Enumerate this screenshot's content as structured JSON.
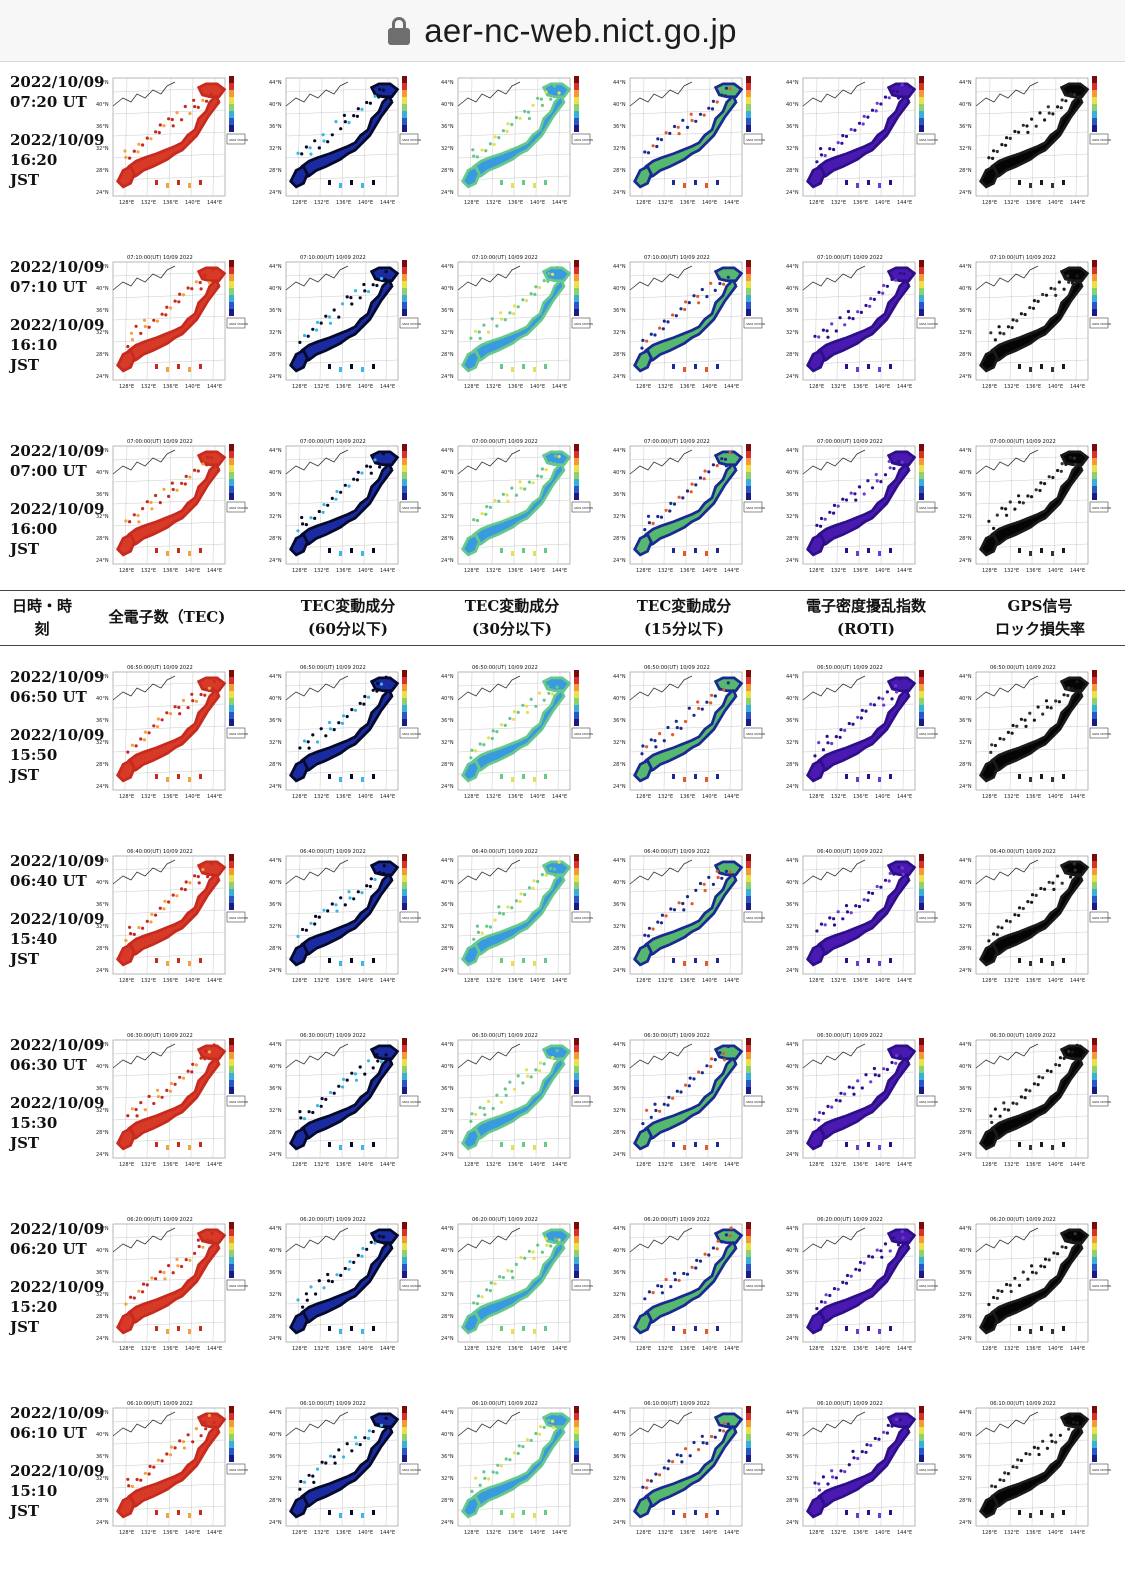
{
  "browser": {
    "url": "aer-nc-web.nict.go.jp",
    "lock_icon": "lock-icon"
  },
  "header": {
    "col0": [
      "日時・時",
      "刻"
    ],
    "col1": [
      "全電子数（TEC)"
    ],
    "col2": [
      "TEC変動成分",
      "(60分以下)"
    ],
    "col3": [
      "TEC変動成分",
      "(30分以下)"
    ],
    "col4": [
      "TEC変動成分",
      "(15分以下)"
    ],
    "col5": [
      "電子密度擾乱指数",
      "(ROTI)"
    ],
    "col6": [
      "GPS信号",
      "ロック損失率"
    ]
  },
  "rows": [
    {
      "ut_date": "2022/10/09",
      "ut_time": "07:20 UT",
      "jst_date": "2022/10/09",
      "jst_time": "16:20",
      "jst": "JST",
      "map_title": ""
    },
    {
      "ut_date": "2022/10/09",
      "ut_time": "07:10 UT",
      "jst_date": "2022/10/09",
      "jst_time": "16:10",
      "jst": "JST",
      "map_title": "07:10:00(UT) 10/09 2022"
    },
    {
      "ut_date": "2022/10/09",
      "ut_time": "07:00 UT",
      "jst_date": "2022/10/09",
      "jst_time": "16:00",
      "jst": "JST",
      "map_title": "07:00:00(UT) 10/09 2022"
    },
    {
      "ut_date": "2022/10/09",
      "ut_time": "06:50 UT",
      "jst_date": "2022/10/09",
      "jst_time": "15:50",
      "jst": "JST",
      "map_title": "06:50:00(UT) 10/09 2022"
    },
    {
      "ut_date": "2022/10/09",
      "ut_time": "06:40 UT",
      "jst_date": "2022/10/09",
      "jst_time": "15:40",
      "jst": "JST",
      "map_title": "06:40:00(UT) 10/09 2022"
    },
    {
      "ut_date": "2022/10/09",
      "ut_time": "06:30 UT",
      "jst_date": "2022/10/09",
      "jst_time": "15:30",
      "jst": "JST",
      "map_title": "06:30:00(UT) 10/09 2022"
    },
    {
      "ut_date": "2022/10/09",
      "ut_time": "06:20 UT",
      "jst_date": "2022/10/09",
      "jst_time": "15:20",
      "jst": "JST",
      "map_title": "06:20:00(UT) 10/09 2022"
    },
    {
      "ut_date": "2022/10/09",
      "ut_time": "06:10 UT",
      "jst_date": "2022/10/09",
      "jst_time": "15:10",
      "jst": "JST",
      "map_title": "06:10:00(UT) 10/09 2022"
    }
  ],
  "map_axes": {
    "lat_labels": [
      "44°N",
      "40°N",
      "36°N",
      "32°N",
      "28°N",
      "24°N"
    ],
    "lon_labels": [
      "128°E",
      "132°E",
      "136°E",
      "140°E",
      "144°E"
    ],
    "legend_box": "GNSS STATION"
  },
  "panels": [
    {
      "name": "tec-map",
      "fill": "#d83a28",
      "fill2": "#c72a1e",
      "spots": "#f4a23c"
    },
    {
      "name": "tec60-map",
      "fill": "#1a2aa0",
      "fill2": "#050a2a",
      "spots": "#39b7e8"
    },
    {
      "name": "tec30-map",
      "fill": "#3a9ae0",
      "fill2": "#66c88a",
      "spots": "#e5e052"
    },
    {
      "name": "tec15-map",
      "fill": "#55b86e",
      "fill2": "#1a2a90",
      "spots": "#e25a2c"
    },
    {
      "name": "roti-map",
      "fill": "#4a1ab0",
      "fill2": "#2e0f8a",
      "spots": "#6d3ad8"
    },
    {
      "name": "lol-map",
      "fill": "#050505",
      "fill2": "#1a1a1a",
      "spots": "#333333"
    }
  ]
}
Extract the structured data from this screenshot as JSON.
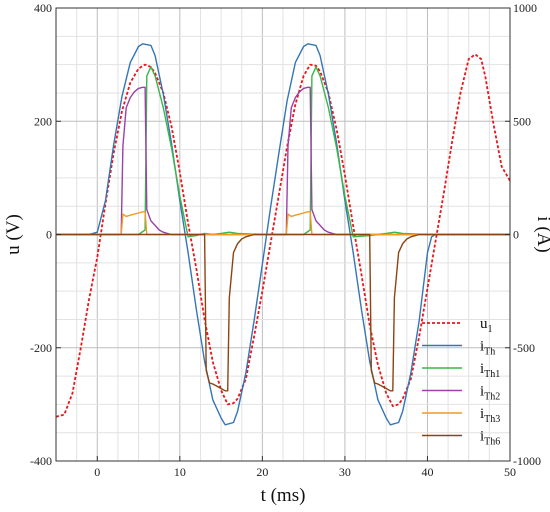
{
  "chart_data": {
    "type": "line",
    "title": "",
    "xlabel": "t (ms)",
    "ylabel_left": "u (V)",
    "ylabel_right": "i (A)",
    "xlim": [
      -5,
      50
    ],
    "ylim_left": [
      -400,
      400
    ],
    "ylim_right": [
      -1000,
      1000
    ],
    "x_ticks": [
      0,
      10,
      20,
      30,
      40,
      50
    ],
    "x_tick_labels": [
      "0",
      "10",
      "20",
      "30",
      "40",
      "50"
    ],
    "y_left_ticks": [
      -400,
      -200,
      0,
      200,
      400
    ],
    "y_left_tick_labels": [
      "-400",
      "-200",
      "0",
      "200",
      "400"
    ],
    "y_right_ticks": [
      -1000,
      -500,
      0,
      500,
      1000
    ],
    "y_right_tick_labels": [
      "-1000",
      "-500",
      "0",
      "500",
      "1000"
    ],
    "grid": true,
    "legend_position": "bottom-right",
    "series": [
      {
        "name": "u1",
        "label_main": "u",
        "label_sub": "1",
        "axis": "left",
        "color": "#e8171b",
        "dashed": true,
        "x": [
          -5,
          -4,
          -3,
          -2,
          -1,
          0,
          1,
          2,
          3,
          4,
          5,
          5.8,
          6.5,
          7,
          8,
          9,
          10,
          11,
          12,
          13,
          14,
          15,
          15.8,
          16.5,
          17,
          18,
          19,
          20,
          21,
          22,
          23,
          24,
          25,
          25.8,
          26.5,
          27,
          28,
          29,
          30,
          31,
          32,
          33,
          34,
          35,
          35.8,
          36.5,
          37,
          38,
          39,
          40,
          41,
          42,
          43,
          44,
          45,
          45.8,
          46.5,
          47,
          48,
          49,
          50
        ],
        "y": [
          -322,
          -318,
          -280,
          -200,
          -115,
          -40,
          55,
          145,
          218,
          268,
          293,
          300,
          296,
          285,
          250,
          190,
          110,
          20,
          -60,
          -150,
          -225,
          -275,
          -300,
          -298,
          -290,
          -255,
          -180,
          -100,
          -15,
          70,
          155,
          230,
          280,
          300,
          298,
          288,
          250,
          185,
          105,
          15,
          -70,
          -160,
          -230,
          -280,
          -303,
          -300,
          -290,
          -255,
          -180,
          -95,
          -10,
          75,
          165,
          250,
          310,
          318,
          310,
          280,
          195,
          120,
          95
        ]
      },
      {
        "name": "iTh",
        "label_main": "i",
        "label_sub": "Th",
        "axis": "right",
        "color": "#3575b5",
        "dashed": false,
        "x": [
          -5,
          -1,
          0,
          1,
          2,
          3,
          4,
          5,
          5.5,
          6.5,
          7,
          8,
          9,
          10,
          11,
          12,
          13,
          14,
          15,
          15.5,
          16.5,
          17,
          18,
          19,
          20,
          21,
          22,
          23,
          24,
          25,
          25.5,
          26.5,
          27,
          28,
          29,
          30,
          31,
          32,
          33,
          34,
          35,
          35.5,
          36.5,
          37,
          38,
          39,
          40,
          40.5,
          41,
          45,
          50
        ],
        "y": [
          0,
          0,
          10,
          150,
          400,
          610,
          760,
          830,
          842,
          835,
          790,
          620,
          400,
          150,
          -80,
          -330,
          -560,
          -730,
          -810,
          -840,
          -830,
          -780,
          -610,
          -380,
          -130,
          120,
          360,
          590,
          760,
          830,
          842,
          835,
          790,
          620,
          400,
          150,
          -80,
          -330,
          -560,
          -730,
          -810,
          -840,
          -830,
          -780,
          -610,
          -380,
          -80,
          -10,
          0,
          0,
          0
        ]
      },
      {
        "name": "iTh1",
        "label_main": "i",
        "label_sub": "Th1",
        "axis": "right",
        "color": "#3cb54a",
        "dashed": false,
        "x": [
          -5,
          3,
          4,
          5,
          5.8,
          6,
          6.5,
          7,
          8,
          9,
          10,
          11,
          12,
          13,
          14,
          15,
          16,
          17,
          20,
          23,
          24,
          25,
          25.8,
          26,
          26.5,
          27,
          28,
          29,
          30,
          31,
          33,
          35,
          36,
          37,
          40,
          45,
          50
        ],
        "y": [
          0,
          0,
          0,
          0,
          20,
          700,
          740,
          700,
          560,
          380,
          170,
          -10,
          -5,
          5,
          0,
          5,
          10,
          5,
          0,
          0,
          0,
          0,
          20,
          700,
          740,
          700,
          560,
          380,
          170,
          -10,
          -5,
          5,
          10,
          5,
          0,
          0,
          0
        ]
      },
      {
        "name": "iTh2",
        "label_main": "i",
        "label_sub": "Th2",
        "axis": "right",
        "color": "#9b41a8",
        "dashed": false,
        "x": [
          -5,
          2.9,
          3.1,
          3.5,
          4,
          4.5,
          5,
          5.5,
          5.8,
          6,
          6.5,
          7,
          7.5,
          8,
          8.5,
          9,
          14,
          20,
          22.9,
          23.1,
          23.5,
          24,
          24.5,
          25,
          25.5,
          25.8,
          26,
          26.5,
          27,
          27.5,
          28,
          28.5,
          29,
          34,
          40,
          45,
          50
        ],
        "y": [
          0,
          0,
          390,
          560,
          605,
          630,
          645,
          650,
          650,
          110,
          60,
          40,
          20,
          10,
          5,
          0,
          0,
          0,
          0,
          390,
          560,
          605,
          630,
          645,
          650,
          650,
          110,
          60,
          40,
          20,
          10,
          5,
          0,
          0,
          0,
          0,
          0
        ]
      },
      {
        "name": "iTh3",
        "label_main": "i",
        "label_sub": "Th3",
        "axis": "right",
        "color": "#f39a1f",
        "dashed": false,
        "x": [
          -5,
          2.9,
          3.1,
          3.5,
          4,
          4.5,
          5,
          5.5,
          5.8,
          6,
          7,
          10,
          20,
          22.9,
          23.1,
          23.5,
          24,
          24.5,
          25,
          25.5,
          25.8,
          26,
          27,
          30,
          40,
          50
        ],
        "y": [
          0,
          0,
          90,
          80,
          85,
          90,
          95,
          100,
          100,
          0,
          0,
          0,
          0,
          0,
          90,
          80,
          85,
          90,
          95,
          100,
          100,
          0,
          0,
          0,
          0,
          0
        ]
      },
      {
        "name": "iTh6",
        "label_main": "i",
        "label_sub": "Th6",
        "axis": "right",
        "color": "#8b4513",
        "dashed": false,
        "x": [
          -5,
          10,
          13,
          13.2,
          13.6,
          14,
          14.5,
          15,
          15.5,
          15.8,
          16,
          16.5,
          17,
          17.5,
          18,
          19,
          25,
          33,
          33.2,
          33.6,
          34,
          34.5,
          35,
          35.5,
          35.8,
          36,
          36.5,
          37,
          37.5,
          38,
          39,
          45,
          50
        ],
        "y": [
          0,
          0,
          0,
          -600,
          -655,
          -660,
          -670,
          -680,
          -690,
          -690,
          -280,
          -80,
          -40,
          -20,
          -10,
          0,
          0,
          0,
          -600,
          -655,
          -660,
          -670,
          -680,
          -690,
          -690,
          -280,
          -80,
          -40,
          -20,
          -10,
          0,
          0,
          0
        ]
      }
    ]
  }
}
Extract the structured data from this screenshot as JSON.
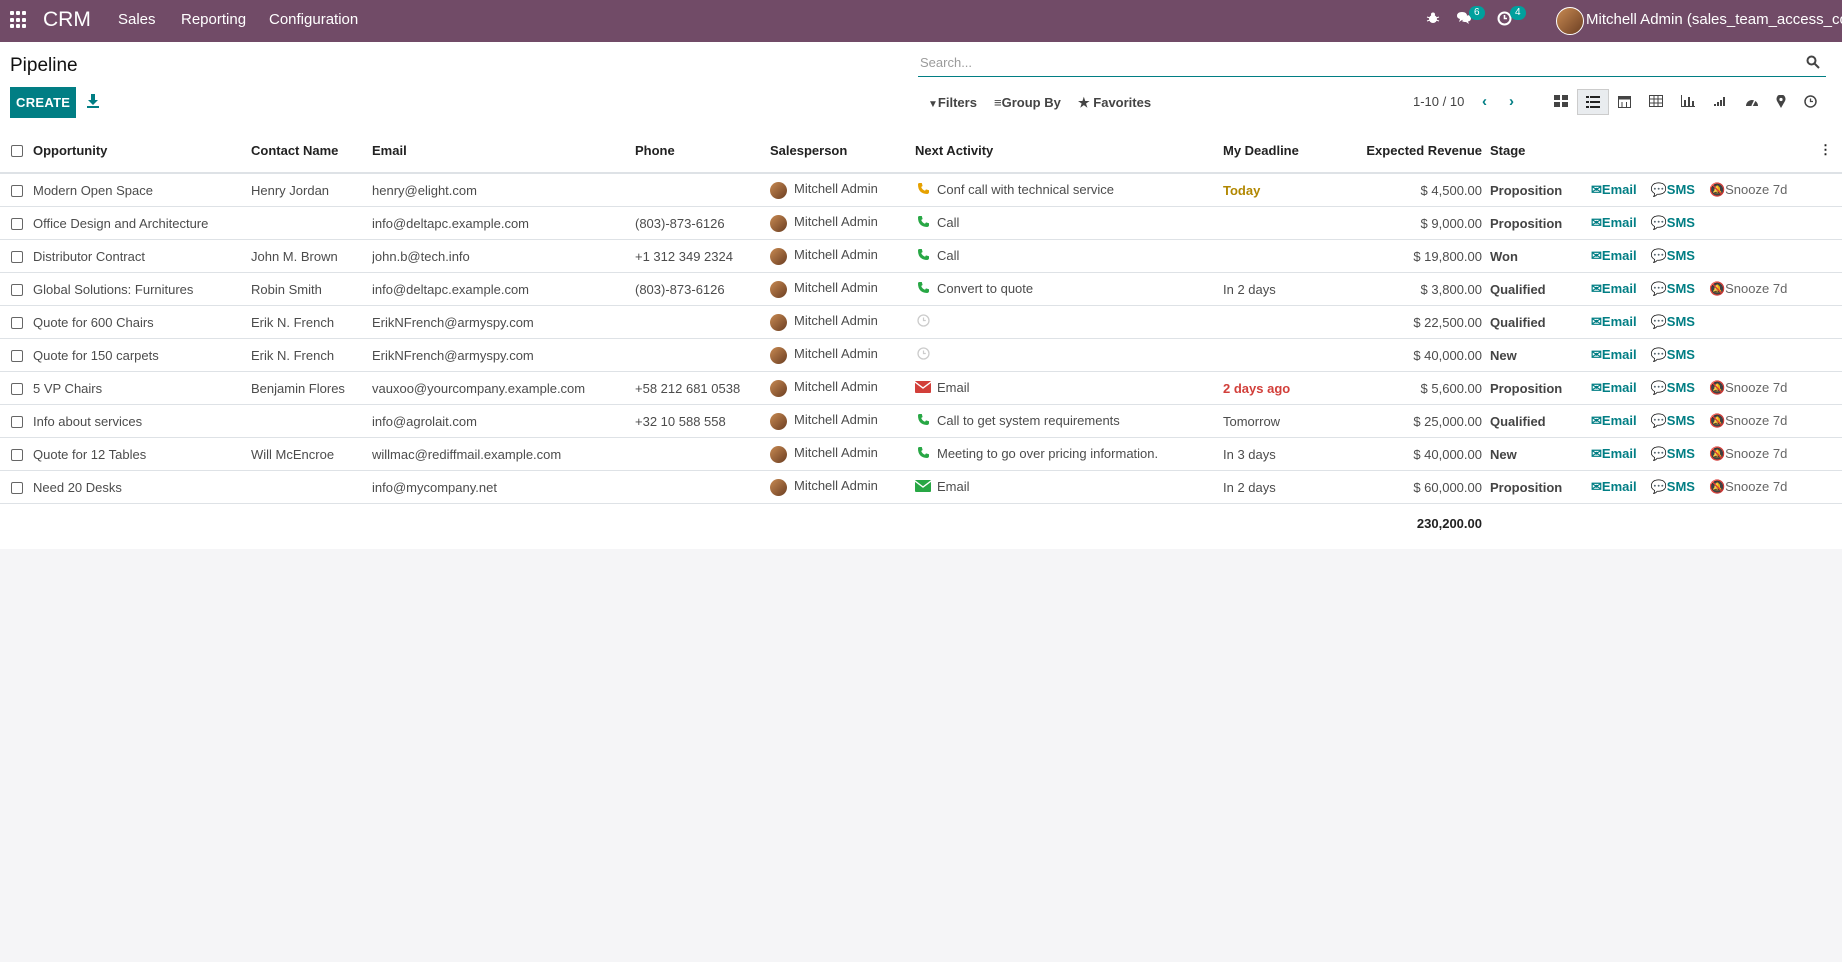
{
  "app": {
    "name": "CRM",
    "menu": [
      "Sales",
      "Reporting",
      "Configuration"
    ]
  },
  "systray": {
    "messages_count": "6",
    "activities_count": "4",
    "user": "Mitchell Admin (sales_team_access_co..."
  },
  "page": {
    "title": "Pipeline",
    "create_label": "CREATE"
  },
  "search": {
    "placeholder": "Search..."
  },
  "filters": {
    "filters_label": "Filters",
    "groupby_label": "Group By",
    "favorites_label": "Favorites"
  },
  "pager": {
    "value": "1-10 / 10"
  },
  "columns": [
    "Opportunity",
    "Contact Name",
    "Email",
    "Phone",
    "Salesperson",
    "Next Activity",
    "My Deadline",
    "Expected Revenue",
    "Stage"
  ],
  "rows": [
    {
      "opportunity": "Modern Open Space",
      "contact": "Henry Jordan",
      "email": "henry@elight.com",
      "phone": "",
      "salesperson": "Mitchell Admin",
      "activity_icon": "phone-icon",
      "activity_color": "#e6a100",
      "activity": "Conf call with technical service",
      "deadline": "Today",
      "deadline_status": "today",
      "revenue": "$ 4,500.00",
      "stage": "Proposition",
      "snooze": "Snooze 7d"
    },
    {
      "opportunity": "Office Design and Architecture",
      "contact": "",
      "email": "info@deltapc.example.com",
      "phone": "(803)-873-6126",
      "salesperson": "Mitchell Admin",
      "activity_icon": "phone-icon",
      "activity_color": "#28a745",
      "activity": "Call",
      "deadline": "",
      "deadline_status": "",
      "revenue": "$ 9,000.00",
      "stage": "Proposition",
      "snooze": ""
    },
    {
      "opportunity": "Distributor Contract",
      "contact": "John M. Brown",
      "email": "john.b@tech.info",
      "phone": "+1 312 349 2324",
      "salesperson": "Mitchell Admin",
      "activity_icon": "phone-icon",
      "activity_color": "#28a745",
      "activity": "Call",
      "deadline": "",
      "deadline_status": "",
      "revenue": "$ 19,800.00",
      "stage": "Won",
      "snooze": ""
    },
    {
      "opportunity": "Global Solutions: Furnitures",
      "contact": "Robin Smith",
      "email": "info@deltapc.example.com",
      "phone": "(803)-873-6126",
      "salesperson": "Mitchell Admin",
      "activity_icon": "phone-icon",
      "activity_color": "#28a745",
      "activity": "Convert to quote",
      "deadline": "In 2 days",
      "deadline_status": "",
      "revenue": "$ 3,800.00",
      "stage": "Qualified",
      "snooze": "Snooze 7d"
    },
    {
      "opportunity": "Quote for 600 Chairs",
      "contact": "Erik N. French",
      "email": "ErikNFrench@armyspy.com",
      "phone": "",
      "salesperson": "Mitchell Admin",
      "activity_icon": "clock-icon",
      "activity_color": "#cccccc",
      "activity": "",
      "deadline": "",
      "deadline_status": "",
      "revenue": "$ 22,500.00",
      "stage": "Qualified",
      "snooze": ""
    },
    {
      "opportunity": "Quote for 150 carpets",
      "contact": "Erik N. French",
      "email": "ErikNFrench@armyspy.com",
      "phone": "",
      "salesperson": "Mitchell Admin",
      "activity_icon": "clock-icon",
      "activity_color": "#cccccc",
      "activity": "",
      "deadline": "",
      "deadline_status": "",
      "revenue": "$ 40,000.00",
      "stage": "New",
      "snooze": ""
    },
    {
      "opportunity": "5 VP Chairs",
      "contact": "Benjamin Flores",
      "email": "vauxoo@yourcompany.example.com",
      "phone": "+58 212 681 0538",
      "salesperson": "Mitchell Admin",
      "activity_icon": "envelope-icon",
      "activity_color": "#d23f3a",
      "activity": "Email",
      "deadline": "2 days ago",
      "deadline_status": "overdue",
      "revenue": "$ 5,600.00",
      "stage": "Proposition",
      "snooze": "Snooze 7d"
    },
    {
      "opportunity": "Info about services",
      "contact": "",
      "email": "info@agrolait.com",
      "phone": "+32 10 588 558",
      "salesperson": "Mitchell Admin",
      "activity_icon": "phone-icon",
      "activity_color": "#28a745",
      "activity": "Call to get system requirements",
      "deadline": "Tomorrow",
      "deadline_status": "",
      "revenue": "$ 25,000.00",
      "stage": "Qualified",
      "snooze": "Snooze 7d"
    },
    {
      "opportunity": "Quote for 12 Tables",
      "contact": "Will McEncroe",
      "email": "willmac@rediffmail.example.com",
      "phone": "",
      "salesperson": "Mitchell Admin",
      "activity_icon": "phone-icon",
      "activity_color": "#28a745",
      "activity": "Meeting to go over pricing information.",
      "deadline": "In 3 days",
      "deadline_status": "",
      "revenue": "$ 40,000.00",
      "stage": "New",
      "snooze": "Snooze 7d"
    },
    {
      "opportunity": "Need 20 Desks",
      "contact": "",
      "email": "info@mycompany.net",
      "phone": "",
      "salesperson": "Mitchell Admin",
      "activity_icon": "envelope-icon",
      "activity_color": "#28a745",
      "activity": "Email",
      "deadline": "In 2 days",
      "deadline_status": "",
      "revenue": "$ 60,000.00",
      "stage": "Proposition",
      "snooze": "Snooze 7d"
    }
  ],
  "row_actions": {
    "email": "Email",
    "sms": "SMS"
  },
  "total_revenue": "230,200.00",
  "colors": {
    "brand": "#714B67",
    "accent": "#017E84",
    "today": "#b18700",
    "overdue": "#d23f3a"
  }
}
************
AIM OF THE EXERCISE:
List every line above containing the word "days".

RESPONSE TO THE TASK:
      "deadline": "In 2 days",
      "deadline": "2 days ago",
      "deadline": "In 3 days",
      "deadline": "In 2 days",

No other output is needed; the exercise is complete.